BEGIN Task inputs

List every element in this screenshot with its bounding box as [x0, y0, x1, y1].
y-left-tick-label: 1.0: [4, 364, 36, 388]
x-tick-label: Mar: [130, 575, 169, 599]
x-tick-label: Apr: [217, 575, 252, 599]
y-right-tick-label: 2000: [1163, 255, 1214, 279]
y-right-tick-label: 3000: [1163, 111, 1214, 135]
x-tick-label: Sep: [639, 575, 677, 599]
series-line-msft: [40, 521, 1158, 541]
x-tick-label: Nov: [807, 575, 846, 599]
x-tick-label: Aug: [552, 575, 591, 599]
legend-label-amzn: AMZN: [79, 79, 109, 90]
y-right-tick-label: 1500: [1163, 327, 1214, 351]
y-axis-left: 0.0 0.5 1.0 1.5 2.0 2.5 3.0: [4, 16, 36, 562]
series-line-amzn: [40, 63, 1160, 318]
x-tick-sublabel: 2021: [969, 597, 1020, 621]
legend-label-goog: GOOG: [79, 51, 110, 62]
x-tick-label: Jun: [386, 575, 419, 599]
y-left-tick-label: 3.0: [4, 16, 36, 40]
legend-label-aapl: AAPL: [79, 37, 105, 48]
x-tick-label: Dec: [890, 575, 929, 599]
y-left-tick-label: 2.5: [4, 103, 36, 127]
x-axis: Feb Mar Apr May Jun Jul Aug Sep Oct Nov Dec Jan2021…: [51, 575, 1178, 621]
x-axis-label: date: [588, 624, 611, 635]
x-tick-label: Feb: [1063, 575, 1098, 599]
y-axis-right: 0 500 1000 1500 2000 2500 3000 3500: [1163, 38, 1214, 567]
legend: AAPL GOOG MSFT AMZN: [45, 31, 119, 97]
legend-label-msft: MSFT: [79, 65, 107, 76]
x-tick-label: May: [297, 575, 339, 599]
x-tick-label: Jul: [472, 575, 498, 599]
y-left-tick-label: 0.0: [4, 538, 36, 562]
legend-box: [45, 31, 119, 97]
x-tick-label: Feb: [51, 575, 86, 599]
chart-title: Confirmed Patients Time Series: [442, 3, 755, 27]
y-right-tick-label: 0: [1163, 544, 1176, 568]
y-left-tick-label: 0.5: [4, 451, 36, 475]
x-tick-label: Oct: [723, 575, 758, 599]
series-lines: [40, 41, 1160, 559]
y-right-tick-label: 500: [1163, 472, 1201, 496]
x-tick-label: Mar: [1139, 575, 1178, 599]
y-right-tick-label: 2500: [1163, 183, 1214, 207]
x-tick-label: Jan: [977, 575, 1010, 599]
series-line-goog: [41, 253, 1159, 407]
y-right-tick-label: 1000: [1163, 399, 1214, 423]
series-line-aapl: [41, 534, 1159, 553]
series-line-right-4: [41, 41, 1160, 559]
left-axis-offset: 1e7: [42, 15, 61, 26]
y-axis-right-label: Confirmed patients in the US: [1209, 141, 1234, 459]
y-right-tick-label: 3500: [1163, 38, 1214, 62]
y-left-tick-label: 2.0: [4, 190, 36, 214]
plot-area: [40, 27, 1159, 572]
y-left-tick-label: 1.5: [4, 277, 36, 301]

END Task inputs

Goal of the exercise: Make a verbatim copy of each record.

Solved problem:
List every element in this screenshot with its bounding box as [x0, y0, x1, y1].
y-left-tick-label: 1.0: [4, 364, 36, 388]
x-tick-label: Mar: [130, 575, 169, 599]
x-tick-label: Apr: [217, 575, 252, 599]
y-right-tick-label: 2000: [1163, 255, 1214, 279]
y-right-tick-label: 3000: [1163, 111, 1214, 135]
x-tick-label: Sep: [639, 575, 677, 599]
series-line-msft: [40, 521, 1158, 541]
x-tick-label: Nov: [807, 575, 846, 599]
x-tick-label: Aug: [552, 575, 591, 599]
legend-label-amzn: AMZN: [79, 79, 109, 90]
y-right-tick-label: 1500: [1163, 327, 1214, 351]
y-axis-left: 0.0 0.5 1.0 1.5 2.0 2.5 3.0: [4, 16, 36, 562]
series-line-amzn: [40, 63, 1160, 318]
x-tick-sublabel: 2021: [969, 597, 1020, 621]
legend-label-goog: GOOG: [79, 51, 110, 62]
x-tick-label: Jun: [386, 575, 419, 599]
y-left-tick-label: 3.0: [4, 16, 36, 40]
legend-label-aapl: AAPL: [79, 37, 105, 48]
x-tick-label: Dec: [890, 575, 929, 599]
y-left-tick-label: 2.5: [4, 103, 36, 127]
x-axis: Feb Mar Apr May Jun Jul Aug Sep Oct Nov Dec Jan2021…: [51, 575, 1178, 621]
x-axis-label: date: [588, 624, 611, 635]
x-tick-label: Feb: [1063, 575, 1098, 599]
y-axis-right: 0 500 1000 1500 2000 2500 3000 3500: [1163, 38, 1214, 567]
legend: AAPL GOOG MSFT AMZN: [45, 31, 119, 97]
legend-label-msft: MSFT: [79, 65, 107, 76]
x-tick-label: May: [297, 575, 339, 599]
x-tick-label: Jul: [472, 575, 498, 599]
y-left-tick-label: 0.0: [4, 538, 36, 562]
legend-box: [45, 31, 119, 97]
x-tick-label: Feb: [51, 575, 86, 599]
chart-title: Confirmed Patients Time Series: [442, 3, 755, 27]
y-right-tick-label: 0: [1163, 544, 1176, 568]
y-left-tick-label: 0.5: [4, 451, 36, 475]
x-tick-label: Oct: [723, 575, 758, 599]
series-lines: [40, 41, 1160, 559]
y-right-tick-label: 500: [1163, 472, 1201, 496]
x-tick-label: Mar: [1139, 575, 1178, 599]
y-right-tick-label: 2500: [1163, 183, 1214, 207]
x-tick-label: Jan: [977, 575, 1010, 599]
series-line-goog: [41, 253, 1159, 407]
y-right-tick-label: 1000: [1163, 399, 1214, 423]
series-line-aapl: [41, 534, 1159, 553]
series-line-right-4: [41, 41, 1160, 559]
left-axis-offset: 1e7: [42, 15, 61, 26]
y-axis-right-label: Confirmed patients in the US: [1209, 141, 1234, 459]
y-right-tick-label: 3500: [1163, 38, 1214, 62]
y-left-tick-label: 2.0: [4, 190, 36, 214]
plot-area: [40, 27, 1159, 572]
y-left-tick-label: 1.5: [4, 277, 36, 301]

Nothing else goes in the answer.